RECORDS:
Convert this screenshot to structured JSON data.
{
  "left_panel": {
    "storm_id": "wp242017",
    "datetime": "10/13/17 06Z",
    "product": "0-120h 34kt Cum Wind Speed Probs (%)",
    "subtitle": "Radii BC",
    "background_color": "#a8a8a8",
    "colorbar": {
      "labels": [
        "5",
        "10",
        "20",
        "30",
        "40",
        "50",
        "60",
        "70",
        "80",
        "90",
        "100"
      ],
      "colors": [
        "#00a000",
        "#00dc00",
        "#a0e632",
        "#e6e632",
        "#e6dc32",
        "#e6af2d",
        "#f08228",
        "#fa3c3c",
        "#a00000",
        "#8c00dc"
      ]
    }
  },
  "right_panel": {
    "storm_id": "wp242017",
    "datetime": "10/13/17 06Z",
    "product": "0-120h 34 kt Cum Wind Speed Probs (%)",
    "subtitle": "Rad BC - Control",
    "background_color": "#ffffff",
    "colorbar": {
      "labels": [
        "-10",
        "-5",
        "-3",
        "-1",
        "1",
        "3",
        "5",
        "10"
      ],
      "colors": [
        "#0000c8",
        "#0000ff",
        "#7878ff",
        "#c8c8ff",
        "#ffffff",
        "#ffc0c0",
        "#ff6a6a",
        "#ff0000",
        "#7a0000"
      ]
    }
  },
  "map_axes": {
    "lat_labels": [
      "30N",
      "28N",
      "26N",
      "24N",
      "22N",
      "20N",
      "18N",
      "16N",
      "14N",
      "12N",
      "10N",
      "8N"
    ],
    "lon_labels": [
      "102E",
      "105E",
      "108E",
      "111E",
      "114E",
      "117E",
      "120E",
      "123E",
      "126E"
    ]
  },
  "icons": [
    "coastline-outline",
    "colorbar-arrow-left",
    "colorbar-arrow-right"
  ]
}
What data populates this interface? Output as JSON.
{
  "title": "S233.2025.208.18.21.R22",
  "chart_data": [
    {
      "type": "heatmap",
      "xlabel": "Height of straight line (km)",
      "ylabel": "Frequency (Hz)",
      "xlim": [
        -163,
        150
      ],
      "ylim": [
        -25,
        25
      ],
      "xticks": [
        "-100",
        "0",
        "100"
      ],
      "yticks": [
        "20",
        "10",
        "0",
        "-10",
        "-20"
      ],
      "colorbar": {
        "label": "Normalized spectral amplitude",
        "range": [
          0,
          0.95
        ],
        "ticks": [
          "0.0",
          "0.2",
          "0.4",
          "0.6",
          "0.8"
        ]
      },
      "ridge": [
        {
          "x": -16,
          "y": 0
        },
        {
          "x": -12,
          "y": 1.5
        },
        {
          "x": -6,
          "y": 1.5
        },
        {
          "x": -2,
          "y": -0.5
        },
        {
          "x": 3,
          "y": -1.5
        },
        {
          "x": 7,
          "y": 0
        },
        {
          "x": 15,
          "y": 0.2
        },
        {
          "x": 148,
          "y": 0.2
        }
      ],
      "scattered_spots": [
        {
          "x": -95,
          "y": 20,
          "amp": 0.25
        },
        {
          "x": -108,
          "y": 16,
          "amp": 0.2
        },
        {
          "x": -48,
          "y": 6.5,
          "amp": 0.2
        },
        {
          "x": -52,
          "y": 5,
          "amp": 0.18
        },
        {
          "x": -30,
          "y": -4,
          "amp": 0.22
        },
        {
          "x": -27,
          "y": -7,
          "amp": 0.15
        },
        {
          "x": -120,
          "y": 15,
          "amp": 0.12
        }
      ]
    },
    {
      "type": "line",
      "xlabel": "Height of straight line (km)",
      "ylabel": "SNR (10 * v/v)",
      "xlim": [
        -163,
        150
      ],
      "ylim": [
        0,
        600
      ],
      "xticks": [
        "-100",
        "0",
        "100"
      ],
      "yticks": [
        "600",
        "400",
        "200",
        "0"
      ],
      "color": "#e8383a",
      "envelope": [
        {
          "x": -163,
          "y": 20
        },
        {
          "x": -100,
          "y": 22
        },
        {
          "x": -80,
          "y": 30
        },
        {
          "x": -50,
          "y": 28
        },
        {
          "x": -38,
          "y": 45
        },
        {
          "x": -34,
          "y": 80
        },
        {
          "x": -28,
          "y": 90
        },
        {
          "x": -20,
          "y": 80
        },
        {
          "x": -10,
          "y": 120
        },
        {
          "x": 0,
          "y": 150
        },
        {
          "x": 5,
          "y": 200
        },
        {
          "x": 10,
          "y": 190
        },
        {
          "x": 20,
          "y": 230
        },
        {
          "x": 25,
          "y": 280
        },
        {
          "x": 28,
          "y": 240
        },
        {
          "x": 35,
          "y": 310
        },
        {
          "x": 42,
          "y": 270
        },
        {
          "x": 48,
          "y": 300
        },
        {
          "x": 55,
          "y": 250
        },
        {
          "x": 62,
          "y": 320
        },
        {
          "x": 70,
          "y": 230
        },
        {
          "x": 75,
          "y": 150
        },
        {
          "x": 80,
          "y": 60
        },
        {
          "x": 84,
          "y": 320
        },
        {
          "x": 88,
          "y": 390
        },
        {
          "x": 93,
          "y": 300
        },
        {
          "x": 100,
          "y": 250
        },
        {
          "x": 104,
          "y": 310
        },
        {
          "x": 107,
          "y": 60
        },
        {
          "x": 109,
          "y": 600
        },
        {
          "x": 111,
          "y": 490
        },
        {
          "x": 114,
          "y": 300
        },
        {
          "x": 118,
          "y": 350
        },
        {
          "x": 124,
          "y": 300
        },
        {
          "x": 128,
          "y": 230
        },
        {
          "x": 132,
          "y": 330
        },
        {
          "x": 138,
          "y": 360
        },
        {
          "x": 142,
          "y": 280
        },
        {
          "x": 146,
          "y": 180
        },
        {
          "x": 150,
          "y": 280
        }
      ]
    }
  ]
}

THE TASK: Copy every line of the listing that includes the string "JSON".

EXPECTED ANSWER:
Convert this screenshot to structured JSON data.
What data populates this interface? Output as JSON.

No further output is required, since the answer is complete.